Each record that follows should be repeated exactly, minus any images.

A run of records
==============================
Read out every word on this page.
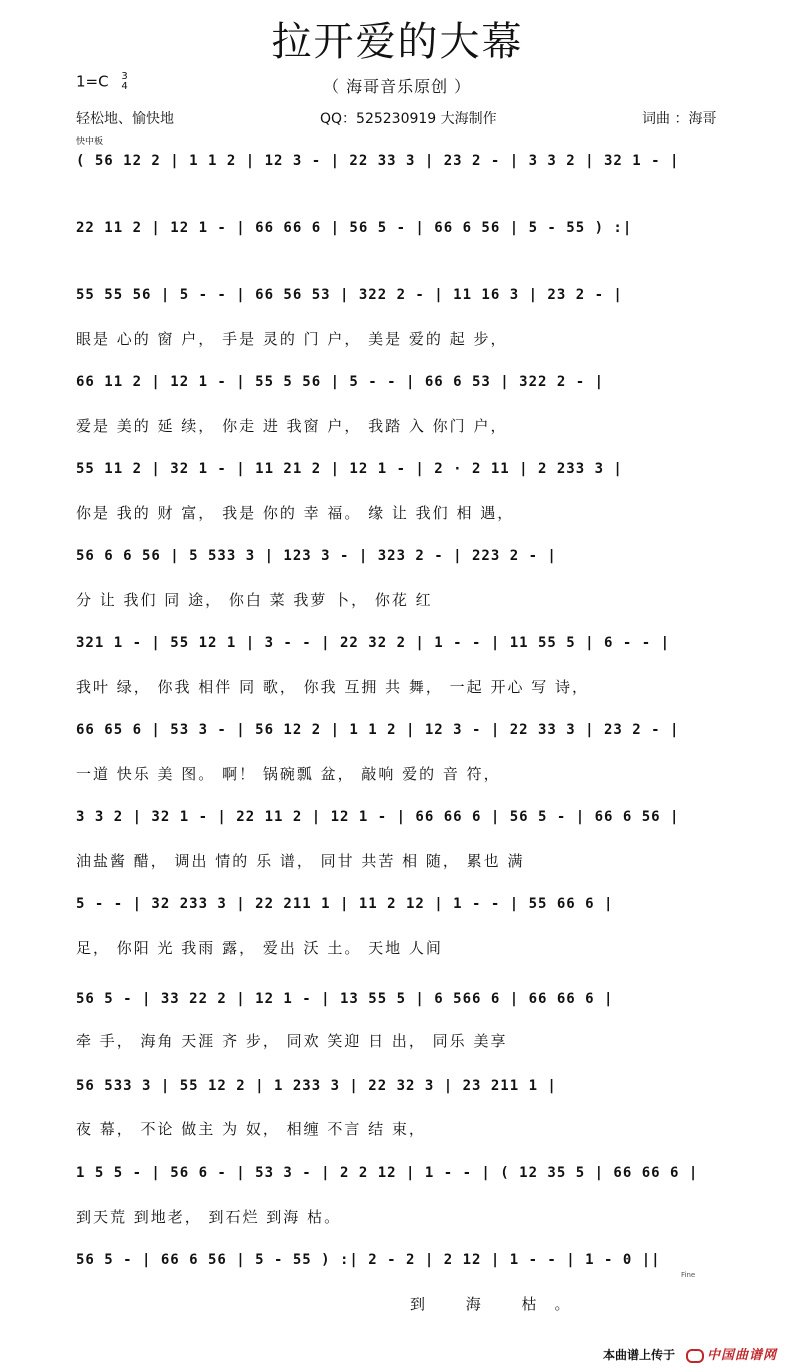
拉开爱的大幕
1=C 3
4	（ 海哥音乐原创 ）
轻松地、愉快地	QQ：525230919 大海制作	词曲 ：海哥
快中板
( 56 12 2 | 1 1 2 | 12 3 - | 22 33 3 | 23 2 - | 3 3 2 | 32 1 - |
22 11 2 | 12 1 - | 66 66 6 | 56 5 - | 66 6 56 | 5 - 55 ) :|
55 55 56 | 5 - - | 66 56 53 | 322 2 - | 11 16 3 | 23 2 - |
眼是 心的 窗 户， 手是 灵的 门 户， 美是 爱的 起 步，
66 11 2 | 12 1 - | 55 5 56 | 5 - - | 66 6 53 | 322 2 - |
爱是 美的 延 续， 你走 进 我窗 户， 我踏 入 你门 户，
55 11 2 | 32 1 - | 11 21 2 | 12 1 - | 2 · 2 11 | 2 233 3 |
你是 我的 财 富， 我是 你的 幸 福。 缘 让 我们 相 遇，
56 6 6 56 | 5 533 3 | 123 3 - | 323 2 - | 223 2 - |
分 让 我们 同 途， 你白 菜 我萝 卜， 你花 红
321 1 - | 55 12 1 | 3 - - | 22 32 2 | 1 - - | 11 55 5 | 6 - - |
我叶 绿， 你我 相伴 同 歌， 你我 互拥 共 舞， 一起 开心 写 诗，
66 65 6 | 53 3 - | 56 12 2 | 1 1 2 | 12 3 - | 22 33 3 | 23 2 - |
一道 快乐 美 图。 啊！ 锅碗瓢 盆， 敲响 爱的 音 符，
3 3 2 | 32 1 - | 22 11 2 | 12 1 - | 66 66 6 | 56 5 - | 66 6 56 |
油盐酱 醋， 调出 情的 乐 谱， 同甘 共苦 相 随， 累也 满
5 - - | 32 233 3 | 22 211 1 | 11 2 12 | 1 - - | 55 66 6 |
足， 你阳 光 我雨 露， 爱出 沃 土。 天地 人间
56 5 - | 33 22 2 | 12 1 - | 13 55 5 | 6 566 6 | 66 66 6 |
牵 手， 海角 天涯 齐 步， 同欢 笑迎 日 出， 同乐 美享
56 533 3 | 55 12 2 | 1 233 3 | 22 32 3 | 23 211 1 |
夜 幕， 不论 做主 为 奴， 相缠 不言 结 束，
1 5 5 - | 56 6 - | 53 3 - | 2 2 12 | 1 - - | ( 12 35 5 | 66 66 6 |
到天荒 到地老， 到石烂 到海 枯。
56 5 - | 66 6 56 | 5 - 55 ) :| 2 - 2 | 2 12 | 1 - - | 1 - 0 ||
到 海 枯。
Fine
本曲谱上传于	中国曲谱网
==============================
*EXERCISE SOLUTION*:
Read out every word on this page.
拉开爱的大幕
1=C 3
4	（ 海哥音乐原创 ）
轻松地、愉快地	QQ：525230919 大海制作	词曲 ：海哥
快中板
( 56 12 2 | 1 1 2 | 12 3 - | 22 33 3 | 23 2 - | 3 3 2 | 32 1 - |
22 11 2 | 12 1 - | 66 66 6 | 56 5 - | 66 6 56 | 5 - 55 ) :|
55 55 56 | 5 - - | 66 56 53 | 322 2 - | 11 16 3 | 23 2 - |
眼是 心的 窗 户， 手是 灵的 门 户， 美是 爱的 起 步，
66 11 2 | 12 1 - | 55 5 56 | 5 - - | 66 6 53 | 322 2 - |
爱是 美的 延 续， 你走 进 我窗 户， 我踏 入 你门 户，
55 11 2 | 32 1 - | 11 21 2 | 12 1 - | 2 · 2 11 | 2 233 3 |
你是 我的 财 富， 我是 你的 幸 福。 缘 让 我们 相 遇，
56 6 6 56 | 5 533 3 | 123 3 - | 323 2 - | 223 2 - |
分 让 我们 同 途， 你白 菜 我萝 卜， 你花 红
321 1 - | 55 12 1 | 3 - - | 22 32 2 | 1 - - | 11 55 5 | 6 - - |
我叶 绿， 你我 相伴 同 歌， 你我 互拥 共 舞， 一起 开心 写 诗，
66 65 6 | 53 3 - | 56 12 2 | 1 1 2 | 12 3 - | 22 33 3 | 23 2 - |
一道 快乐 美 图。 啊！ 锅碗瓢 盆， 敲响 爱的 音 符，
3 3 2 | 32 1 - | 22 11 2 | 12 1 - | 66 66 6 | 56 5 - | 66 6 56 |
油盐酱 醋， 调出 情的 乐 谱， 同甘 共苦 相 随， 累也 满
5 - - | 32 233 3 | 22 211 1 | 11 2 12 | 1 - - | 55 66 6 |
足， 你阳 光 我雨 露， 爱出 沃 土。 天地 人间
56 5 - | 33 22 2 | 12 1 - | 13 55 5 | 6 566 6 | 66 66 6 |
牵 手， 海角 天涯 齐 步， 同欢 笑迎 日 出， 同乐 美享
56 533 3 | 55 12 2 | 1 233 3 | 22 32 3 | 23 211 1 |
夜 幕， 不论 做主 为 奴， 相缠 不言 结 束，
1 5 5 - | 56 6 - | 53 3 - | 2 2 12 | 1 - - | ( 12 35 5 | 66 66 6 |
到天荒 到地老， 到石烂 到海 枯。
56 5 - | 66 6 56 | 5 - 55 ) :| 2 - 2 | 2 12 | 1 - - | 1 - 0 ||
到 海 枯。
Fine
本曲谱上传于	中国曲谱网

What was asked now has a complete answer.